◆ AIM
Count how many lines of the data below contain the string "this"; the reply should be that number alone.

(A run of records)
<<<<

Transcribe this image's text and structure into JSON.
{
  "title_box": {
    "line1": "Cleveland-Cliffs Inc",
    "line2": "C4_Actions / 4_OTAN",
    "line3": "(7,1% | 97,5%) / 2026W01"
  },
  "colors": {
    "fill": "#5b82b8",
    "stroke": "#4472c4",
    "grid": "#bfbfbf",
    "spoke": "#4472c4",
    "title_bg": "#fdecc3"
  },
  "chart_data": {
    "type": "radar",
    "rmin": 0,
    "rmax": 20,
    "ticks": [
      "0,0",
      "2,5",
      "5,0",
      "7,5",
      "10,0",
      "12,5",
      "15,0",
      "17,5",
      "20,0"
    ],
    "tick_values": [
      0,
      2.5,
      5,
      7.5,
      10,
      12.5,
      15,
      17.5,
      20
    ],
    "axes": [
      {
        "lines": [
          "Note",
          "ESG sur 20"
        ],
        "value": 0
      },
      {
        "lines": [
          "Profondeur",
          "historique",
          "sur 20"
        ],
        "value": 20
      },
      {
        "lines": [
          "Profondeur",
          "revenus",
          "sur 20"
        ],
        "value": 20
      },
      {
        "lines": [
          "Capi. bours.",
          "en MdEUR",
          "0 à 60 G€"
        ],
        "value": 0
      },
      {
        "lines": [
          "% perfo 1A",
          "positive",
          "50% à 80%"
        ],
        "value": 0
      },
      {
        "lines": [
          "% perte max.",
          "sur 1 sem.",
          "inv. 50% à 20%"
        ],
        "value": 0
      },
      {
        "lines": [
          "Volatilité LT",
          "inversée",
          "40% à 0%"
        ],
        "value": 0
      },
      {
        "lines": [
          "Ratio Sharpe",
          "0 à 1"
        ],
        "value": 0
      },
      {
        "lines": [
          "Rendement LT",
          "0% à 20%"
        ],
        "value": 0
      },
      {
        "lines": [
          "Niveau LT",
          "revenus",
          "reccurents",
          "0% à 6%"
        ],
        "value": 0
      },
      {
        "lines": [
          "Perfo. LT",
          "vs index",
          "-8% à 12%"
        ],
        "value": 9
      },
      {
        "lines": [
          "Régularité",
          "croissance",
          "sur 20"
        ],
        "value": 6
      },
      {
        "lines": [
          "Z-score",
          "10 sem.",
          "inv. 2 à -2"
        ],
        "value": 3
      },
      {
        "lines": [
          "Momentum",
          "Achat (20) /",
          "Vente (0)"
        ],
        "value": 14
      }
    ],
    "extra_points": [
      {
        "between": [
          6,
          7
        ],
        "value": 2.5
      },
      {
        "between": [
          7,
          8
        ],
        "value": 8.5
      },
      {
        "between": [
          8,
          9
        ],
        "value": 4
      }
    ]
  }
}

>>>>
<<<<

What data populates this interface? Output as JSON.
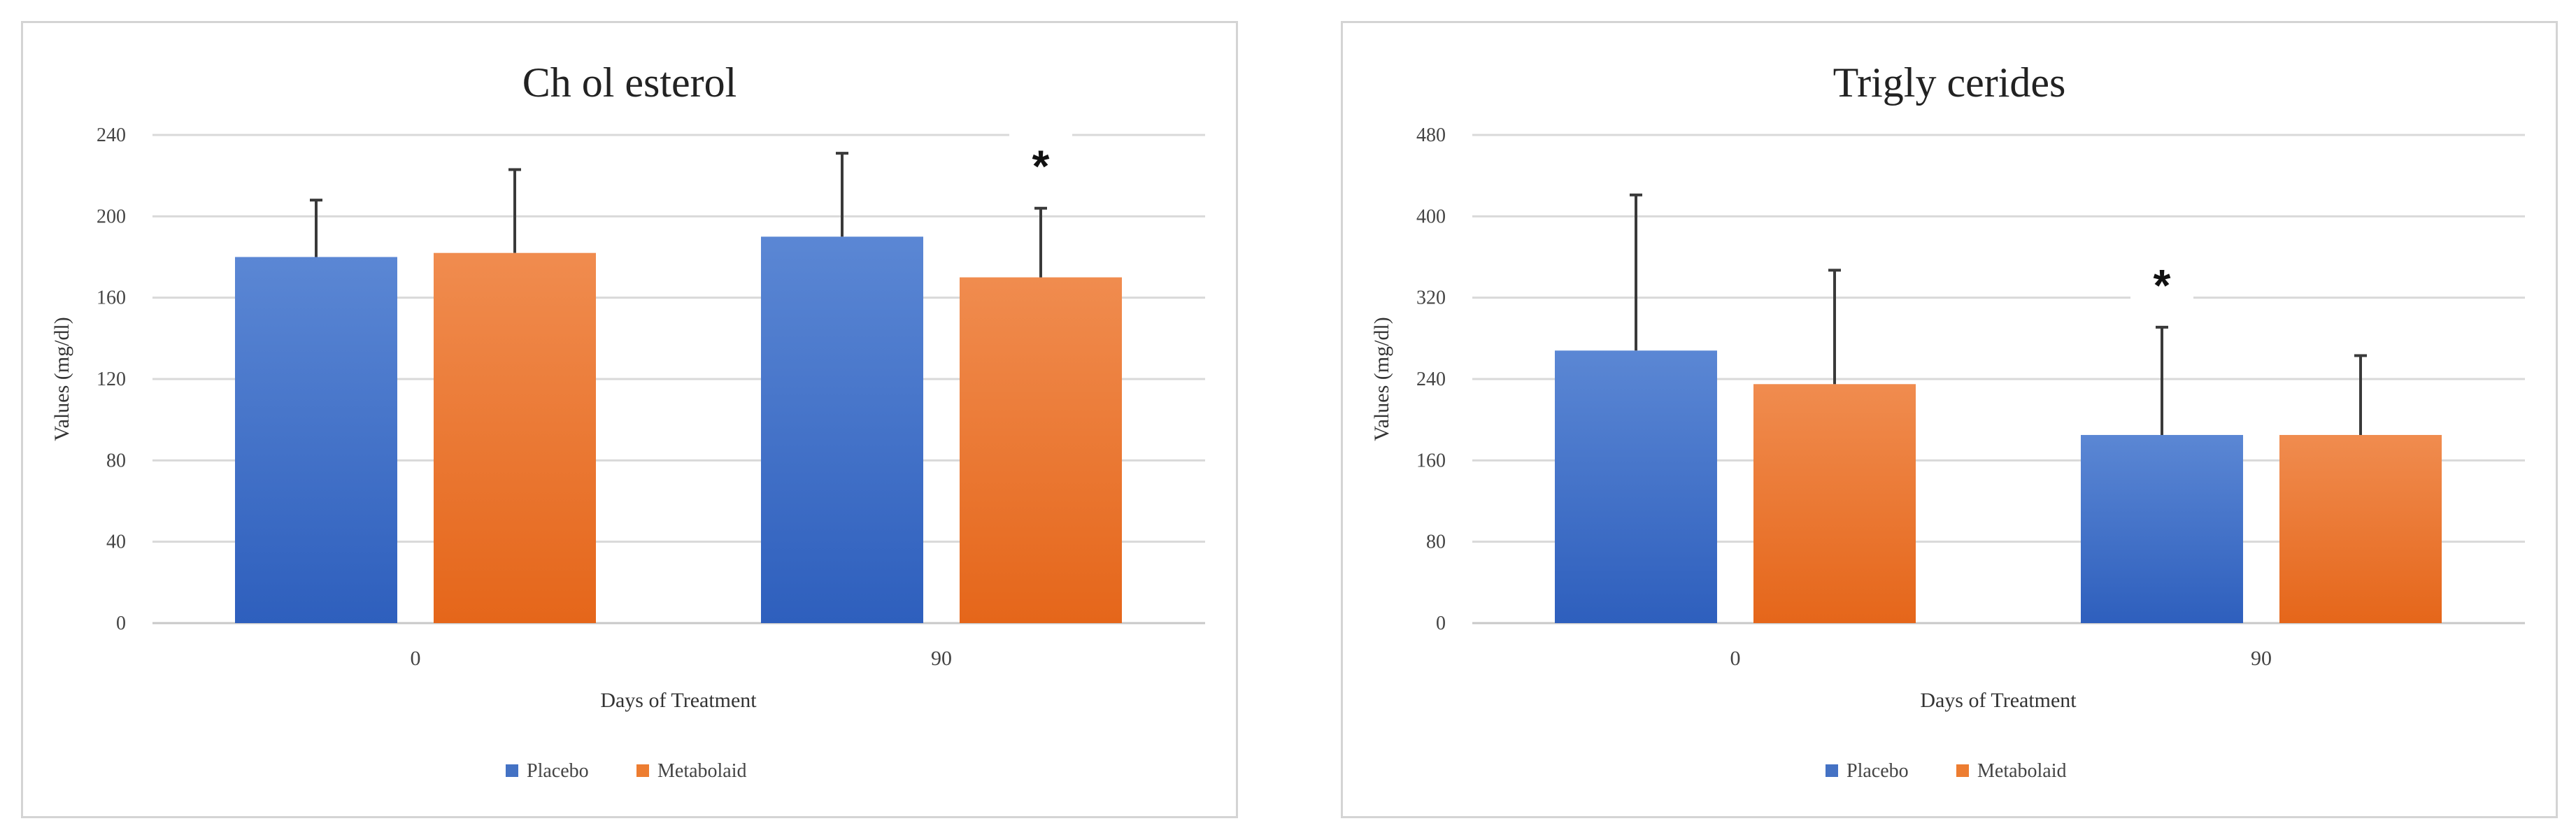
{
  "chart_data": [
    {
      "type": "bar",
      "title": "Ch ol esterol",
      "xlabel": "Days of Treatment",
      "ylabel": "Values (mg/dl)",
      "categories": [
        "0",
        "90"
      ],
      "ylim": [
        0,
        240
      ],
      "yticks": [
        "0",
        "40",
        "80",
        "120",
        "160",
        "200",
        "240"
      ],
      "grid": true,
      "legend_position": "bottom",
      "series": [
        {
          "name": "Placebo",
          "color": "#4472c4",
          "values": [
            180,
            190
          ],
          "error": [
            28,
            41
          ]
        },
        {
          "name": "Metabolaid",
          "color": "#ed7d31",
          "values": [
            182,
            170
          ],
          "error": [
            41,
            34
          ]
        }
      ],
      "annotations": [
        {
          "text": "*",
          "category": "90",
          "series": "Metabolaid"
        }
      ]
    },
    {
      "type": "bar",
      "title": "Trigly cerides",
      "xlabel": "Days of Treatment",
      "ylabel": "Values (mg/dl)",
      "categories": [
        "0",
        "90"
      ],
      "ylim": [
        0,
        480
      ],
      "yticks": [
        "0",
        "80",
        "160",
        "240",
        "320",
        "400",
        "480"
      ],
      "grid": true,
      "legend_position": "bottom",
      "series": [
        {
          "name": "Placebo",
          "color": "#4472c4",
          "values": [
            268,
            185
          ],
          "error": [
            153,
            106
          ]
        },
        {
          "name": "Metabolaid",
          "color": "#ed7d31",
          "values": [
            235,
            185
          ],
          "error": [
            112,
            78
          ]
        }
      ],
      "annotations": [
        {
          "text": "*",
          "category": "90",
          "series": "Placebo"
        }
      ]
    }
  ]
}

>>>>

◆ EXERCISE RESULT
2